▼

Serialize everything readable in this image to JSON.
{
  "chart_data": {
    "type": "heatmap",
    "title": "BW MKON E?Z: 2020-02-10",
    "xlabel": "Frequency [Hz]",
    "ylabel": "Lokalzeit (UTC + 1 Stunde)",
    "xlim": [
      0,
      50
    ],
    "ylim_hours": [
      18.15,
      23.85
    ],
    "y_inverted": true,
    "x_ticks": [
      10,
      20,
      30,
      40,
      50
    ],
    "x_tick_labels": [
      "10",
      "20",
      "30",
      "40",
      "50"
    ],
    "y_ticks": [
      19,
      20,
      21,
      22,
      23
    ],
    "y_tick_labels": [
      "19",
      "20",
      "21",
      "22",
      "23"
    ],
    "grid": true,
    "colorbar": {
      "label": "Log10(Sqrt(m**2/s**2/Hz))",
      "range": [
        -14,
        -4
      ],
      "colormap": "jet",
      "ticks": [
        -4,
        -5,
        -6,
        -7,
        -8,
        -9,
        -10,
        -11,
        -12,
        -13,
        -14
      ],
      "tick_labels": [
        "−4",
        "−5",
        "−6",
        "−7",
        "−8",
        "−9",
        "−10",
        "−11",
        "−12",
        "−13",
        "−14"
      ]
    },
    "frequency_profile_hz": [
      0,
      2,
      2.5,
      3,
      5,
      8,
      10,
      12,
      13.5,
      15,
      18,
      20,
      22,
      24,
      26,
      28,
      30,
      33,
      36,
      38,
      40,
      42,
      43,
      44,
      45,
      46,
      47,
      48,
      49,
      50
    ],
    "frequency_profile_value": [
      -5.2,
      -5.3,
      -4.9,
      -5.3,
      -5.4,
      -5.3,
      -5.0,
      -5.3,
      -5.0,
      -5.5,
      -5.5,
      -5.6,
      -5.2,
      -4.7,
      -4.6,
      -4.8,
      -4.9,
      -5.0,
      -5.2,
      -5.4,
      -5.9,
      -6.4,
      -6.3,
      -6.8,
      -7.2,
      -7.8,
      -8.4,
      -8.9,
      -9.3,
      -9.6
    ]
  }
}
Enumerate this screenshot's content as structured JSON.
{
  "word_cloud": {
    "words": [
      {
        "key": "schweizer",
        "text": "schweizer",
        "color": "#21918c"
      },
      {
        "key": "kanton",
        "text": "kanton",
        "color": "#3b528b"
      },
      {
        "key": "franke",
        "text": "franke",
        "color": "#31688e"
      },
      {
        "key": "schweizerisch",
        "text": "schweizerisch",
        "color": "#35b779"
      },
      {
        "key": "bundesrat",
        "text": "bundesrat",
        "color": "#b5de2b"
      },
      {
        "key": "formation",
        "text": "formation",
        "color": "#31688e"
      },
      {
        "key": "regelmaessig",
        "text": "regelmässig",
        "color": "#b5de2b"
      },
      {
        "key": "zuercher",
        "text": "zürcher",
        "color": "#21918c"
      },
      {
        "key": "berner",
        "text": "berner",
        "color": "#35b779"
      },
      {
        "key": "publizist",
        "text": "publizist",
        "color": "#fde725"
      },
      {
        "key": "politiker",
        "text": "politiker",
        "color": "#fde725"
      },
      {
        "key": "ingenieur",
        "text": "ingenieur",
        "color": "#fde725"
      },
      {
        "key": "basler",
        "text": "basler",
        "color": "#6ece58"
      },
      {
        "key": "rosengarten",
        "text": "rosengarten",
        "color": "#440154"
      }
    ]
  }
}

▲

WHAT YOU ARE ASKED TO DO:
Would you copy out each line exactly as written?

ANSWER BELOW:
Serialize everything readable in this image to JSON.
{
  "chart_data": {
    "type": "heatmap",
    "title": "BW MKON E?Z: 2020-02-10",
    "xlabel": "Frequency [Hz]",
    "ylabel": "Lokalzeit (UTC + 1 Stunde)",
    "xlim": [
      0,
      50
    ],
    "ylim_hours": [
      18.15,
      23.85
    ],
    "y_inverted": true,
    "x_ticks": [
      10,
      20,
      30,
      40,
      50
    ],
    "x_tick_labels": [
      "10",
      "20",
      "30",
      "40",
      "50"
    ],
    "y_ticks": [
      19,
      20,
      21,
      22,
      23
    ],
    "y_tick_labels": [
      "19",
      "20",
      "21",
      "22",
      "23"
    ],
    "grid": true,
    "colorbar": {
      "label": "Log10(Sqrt(m**2/s**2/Hz))",
      "range": [
        -14,
        -4
      ],
      "colormap": "jet",
      "ticks": [
        -4,
        -5,
        -6,
        -7,
        -8,
        -9,
        -10,
        -11,
        -12,
        -13,
        -14
      ],
      "tick_labels": [
        "−4",
        "−5",
        "−6",
        "−7",
        "−8",
        "−9",
        "−10",
        "−11",
        "−12",
        "−13",
        "−14"
      ]
    },
    "frequency_profile_hz": [
      0,
      2,
      2.5,
      3,
      5,
      8,
      10,
      12,
      13.5,
      15,
      18,
      20,
      22,
      24,
      26,
      28,
      30,
      33,
      36,
      38,
      40,
      42,
      43,
      44,
      45,
      46,
      47,
      48,
      49,
      50
    ],
    "frequency_profile_value": [
      -5.2,
      -5.3,
      -4.9,
      -5.3,
      -5.4,
      -5.3,
      -5.0,
      -5.3,
      -5.0,
      -5.5,
      -5.5,
      -5.6,
      -5.2,
      -4.7,
      -4.6,
      -4.8,
      -4.9,
      -5.0,
      -5.2,
      -5.4,
      -5.9,
      -6.4,
      -6.3,
      -6.8,
      -7.2,
      -7.8,
      -8.4,
      -8.9,
      -9.3,
      -9.6
    ]
  }
}
Enumerate this screenshot's content as structured JSON.
{
  "word_cloud": {
    "words": [
      {
        "key": "schweizer",
        "text": "schweizer",
        "color": "#21918c"
      },
      {
        "key": "kanton",
        "text": "kanton",
        "color": "#3b528b"
      },
      {
        "key": "franke",
        "text": "franke",
        "color": "#31688e"
      },
      {
        "key": "schweizerisch",
        "text": "schweizerisch",
        "color": "#35b779"
      },
      {
        "key": "bundesrat",
        "text": "bundesrat",
        "color": "#b5de2b"
      },
      {
        "key": "formation",
        "text": "formation",
        "color": "#31688e"
      },
      {
        "key": "regelmaessig",
        "text": "regelmässig",
        "color": "#b5de2b"
      },
      {
        "key": "zuercher",
        "text": "zürcher",
        "color": "#21918c"
      },
      {
        "key": "berner",
        "text": "berner",
        "color": "#35b779"
      },
      {
        "key": "publizist",
        "text": "publizist",
        "color": "#fde725"
      },
      {
        "key": "politiker",
        "text": "politiker",
        "color": "#fde725"
      },
      {
        "key": "ingenieur",
        "text": "ingenieur",
        "color": "#fde725"
      },
      {
        "key": "basler",
        "text": "basler",
        "color": "#6ece58"
      },
      {
        "key": "rosengarten",
        "text": "rosengarten",
        "color": "#440154"
      }
    ]
  }
}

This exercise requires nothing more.